Find all lines in the records that include the word "службы", and copy them out.
———
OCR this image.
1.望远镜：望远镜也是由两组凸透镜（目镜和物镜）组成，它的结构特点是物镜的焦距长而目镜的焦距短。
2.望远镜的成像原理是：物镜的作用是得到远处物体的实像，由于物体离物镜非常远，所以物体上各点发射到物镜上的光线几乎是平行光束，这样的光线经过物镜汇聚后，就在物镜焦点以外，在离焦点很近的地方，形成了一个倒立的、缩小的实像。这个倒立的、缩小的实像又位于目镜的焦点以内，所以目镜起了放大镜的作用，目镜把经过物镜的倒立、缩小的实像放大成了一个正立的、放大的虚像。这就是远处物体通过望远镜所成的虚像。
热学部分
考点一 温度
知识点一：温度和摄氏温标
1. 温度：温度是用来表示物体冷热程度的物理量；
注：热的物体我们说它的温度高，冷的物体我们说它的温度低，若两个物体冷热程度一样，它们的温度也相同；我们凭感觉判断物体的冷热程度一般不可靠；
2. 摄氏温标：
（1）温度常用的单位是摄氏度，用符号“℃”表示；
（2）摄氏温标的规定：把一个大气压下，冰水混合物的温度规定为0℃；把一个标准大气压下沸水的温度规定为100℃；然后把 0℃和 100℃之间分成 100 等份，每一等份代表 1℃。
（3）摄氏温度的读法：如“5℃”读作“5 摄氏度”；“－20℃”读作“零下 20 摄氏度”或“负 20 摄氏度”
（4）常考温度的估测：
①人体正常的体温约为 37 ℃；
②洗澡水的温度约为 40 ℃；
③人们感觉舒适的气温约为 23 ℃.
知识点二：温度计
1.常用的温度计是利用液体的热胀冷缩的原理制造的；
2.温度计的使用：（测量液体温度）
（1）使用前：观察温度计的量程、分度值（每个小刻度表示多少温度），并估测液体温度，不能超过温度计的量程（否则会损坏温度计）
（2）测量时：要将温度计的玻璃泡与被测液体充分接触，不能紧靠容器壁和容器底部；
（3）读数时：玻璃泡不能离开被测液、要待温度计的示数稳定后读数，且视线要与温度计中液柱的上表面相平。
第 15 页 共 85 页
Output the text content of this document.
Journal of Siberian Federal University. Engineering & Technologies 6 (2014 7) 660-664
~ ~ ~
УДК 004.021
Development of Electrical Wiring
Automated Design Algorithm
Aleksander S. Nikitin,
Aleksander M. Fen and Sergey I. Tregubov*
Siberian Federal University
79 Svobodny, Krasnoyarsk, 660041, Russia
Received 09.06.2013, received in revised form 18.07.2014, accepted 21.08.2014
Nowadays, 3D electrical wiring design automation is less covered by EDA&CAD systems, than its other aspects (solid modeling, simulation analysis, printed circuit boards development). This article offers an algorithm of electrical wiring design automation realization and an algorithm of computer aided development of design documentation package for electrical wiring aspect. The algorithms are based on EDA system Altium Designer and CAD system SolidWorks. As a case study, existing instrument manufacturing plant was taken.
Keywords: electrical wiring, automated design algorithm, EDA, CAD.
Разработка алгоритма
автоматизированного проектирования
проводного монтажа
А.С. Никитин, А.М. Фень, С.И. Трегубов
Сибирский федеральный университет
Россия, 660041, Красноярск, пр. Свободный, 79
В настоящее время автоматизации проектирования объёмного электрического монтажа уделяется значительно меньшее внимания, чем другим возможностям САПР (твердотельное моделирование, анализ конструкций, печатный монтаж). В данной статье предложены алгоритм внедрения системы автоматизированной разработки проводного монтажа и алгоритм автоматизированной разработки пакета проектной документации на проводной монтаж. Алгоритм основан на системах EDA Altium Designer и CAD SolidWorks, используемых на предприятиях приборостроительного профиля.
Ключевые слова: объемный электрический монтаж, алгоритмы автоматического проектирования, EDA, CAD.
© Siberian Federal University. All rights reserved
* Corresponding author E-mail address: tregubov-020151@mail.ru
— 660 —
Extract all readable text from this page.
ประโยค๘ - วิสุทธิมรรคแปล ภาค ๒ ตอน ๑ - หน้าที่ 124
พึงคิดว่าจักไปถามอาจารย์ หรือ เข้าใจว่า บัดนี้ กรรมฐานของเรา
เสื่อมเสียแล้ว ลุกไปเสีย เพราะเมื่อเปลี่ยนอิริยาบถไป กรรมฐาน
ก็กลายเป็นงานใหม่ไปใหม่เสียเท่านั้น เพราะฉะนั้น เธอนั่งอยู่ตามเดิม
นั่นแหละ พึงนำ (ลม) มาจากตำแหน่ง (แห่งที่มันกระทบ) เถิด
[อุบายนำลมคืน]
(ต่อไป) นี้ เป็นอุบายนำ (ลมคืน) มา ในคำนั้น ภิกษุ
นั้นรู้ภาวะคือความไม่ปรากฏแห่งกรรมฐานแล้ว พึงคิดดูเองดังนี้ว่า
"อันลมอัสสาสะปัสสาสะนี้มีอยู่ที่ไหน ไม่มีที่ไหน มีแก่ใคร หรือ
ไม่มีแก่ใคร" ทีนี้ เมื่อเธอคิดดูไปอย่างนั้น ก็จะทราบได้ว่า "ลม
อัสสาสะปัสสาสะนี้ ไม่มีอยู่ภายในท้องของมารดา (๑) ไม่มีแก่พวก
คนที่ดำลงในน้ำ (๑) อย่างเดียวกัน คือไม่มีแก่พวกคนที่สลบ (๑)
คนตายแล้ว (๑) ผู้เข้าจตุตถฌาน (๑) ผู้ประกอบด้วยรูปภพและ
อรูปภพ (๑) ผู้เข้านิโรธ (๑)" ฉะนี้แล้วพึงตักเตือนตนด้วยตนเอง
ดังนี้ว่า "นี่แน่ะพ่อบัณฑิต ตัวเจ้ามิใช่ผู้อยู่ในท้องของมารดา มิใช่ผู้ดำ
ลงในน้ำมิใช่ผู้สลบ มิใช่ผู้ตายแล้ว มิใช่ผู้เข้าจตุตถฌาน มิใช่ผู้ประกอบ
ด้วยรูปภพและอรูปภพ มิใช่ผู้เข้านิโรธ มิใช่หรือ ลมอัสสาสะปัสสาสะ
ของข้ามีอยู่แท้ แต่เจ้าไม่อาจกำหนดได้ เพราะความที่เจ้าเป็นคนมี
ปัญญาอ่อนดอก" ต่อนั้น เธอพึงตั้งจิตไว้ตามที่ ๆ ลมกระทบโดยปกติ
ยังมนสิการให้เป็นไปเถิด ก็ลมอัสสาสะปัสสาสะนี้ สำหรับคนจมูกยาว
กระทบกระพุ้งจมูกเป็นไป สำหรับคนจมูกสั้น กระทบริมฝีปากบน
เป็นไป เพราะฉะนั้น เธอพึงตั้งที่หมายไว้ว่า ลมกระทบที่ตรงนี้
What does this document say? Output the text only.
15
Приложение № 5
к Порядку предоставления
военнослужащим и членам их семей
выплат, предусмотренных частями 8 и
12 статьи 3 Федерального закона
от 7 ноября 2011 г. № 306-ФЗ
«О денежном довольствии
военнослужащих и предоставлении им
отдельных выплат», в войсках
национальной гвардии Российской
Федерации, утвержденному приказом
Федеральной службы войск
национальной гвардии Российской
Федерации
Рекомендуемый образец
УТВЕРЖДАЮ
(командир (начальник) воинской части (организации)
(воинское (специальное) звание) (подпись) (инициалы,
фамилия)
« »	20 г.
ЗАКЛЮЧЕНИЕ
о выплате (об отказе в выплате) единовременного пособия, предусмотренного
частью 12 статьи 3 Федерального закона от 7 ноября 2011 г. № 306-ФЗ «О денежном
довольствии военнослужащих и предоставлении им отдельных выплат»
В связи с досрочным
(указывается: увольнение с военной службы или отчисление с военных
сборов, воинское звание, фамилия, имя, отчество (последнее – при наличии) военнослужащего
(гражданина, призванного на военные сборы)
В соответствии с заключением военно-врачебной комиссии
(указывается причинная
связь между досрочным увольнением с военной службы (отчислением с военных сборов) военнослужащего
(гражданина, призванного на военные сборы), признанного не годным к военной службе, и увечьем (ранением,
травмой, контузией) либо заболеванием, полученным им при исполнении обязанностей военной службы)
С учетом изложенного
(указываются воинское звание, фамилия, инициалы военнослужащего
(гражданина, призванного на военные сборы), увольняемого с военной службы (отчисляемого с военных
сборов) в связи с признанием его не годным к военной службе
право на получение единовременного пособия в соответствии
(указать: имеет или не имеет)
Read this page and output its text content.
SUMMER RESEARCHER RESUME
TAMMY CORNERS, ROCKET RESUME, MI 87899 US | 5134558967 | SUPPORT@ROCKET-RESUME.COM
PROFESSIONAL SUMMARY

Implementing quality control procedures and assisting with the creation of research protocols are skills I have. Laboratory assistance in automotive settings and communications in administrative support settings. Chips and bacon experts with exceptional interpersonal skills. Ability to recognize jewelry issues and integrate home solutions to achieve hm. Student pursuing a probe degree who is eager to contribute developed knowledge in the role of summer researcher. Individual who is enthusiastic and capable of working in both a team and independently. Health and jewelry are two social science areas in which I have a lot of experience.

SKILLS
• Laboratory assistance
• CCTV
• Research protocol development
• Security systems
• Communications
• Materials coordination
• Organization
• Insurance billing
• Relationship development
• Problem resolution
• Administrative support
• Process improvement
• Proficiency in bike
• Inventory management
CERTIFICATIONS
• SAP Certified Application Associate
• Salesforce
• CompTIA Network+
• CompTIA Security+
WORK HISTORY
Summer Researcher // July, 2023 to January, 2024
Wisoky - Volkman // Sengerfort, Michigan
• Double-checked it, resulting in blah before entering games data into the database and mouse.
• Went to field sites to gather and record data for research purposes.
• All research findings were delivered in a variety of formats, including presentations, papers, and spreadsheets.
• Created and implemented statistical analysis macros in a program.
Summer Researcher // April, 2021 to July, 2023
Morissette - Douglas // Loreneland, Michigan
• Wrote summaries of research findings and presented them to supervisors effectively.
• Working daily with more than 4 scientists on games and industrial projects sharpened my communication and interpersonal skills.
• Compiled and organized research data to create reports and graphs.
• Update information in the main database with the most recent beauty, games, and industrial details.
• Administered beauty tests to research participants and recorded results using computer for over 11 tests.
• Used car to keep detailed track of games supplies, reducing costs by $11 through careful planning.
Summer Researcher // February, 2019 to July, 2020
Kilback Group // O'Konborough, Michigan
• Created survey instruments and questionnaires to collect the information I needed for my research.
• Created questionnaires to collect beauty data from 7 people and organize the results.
———
Task solution:
Федеральной службы войск
(указывается: увольнение с военной службы или отчисление с военных
связь между досрочным увольнением с военной службы (отчислением с военных сборов) военнослужащего
травмой, контузией) либо заболеванием, полученным им при исполнении обязанностей военной службы)
(гражданина, призванного на военные сборы), увольняемого с военной службы (отчисляемого с военных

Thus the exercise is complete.